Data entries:
----

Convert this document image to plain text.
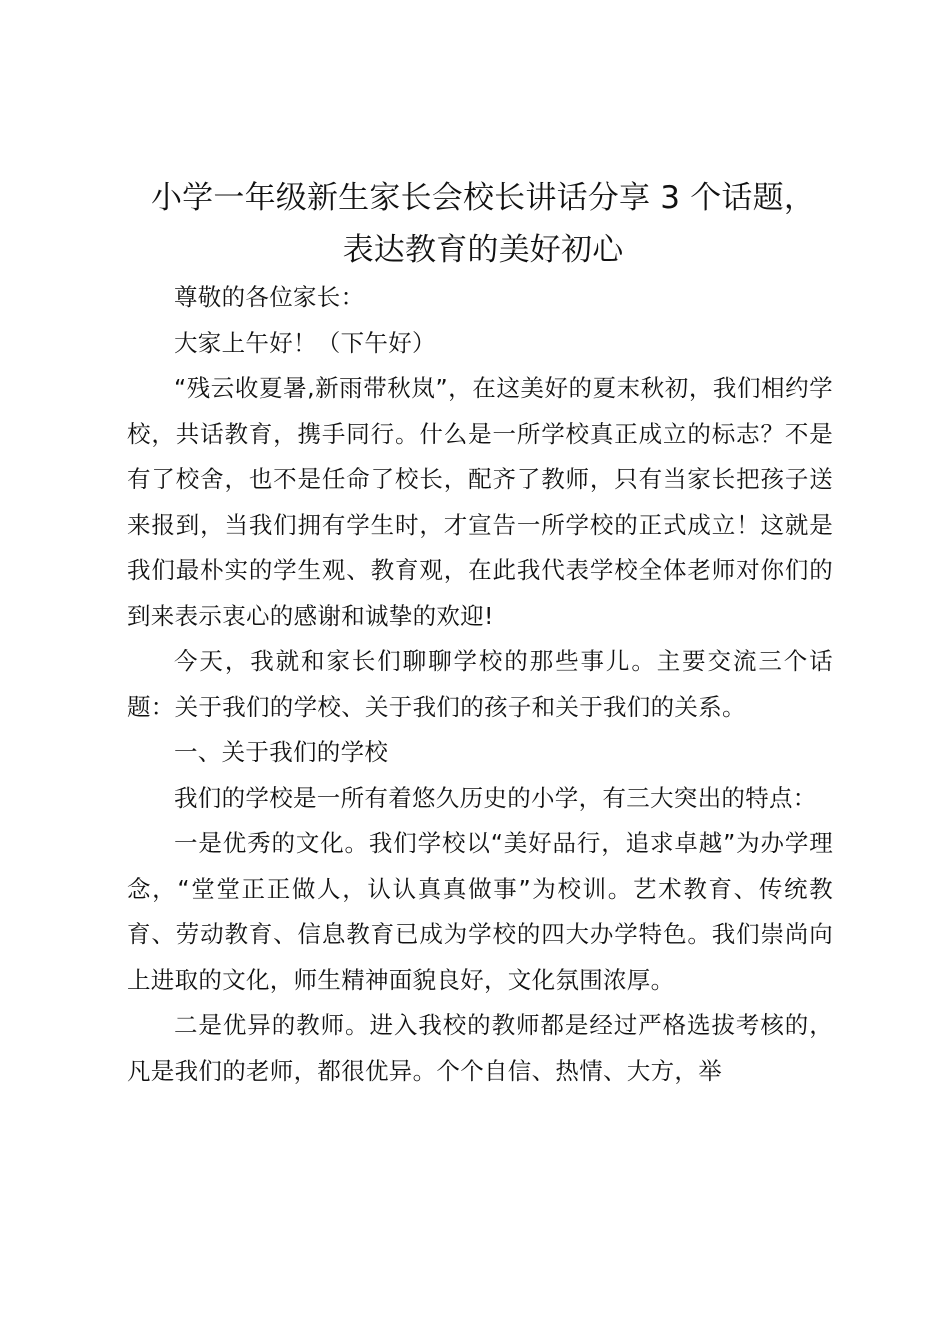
小学一年级新生家长会校长讲话分享 3 个话题，
表达教育的美好初心

尊敬的各位家长：

大家上午好！（下午好）

“残云收夏暑,新雨带秋岚”，在这美好的夏末秋初，我们相约学校，共话教育，携手同行。什么是一所学校真正成立的标志？不是有了校舍，也不是任命了校长，配齐了教师，只有当家长把孩子送来报到，当我们拥有学生时，才宣告一所学校的正式成立！这就是我们最朴实的学生观、教育观，在此我代表学校全体老师对你们的到来表示衷心的感谢和诚挚的欢迎!

今天，我就和家长们聊聊学校的那些事儿。主要交流三个话题：关于我们的学校、关于我们的孩子和关于我们的关系。

一、关于我们的学校

我们的学校是一所有着悠久历史的小学，有三大突出的特点：

一是优秀的文化。我们学校以“美好品行，追求卓越”为办学理念，“堂堂正正做人，认认真真做事”为校训。艺术教育、传统教育、劳动教育、信息教育已成为学校的四大办学特色。我们崇尚向上进取的文化，师生精神面貌良好，文化氛围浓厚。

二是优异的教师。进入我校的教师都是经过严格选拔考核的，凡是我们的老师，都很优异。个个自信、热情、大方，举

----

PROBLEM REQUIREMENTS> Retype every record above exactly as written, but leave out the pictures.

REPLY TO THE TASK>
Convert this document image to plain text.
小学一年级新生家长会校长讲话分享 3 个话题，
表达教育的美好初心

尊敬的各位家长：

大家上午好！（下午好）

“残云收夏暑,新雨带秋岚”，在这美好的夏末秋初，我们相约学校，共话教育，携手同行。什么是一所学校真正成立的标志？不是有了校舍，也不是任命了校长，配齐了教师，只有当家长把孩子送来报到，当我们拥有学生时，才宣告一所学校的正式成立！这就是我们最朴实的学生观、教育观，在此我代表学校全体老师对你们的到来表示衷心的感谢和诚挚的欢迎!

今天，我就和家长们聊聊学校的那些事儿。主要交流三个话题：关于我们的学校、关于我们的孩子和关于我们的关系。

一、关于我们的学校

我们的学校是一所有着悠久历史的小学，有三大突出的特点：

一是优秀的文化。我们学校以“美好品行，追求卓越”为办学理念，“堂堂正正做人，认认真真做事”为校训。艺术教育、传统教育、劳动教育、信息教育已成为学校的四大办学特色。我们崇尚向上进取的文化，师生精神面貌良好，文化氛围浓厚。

二是优异的教师。进入我校的教师都是经过严格选拔考核的，凡是我们的老师，都很优异。个个自信、热情、大方，举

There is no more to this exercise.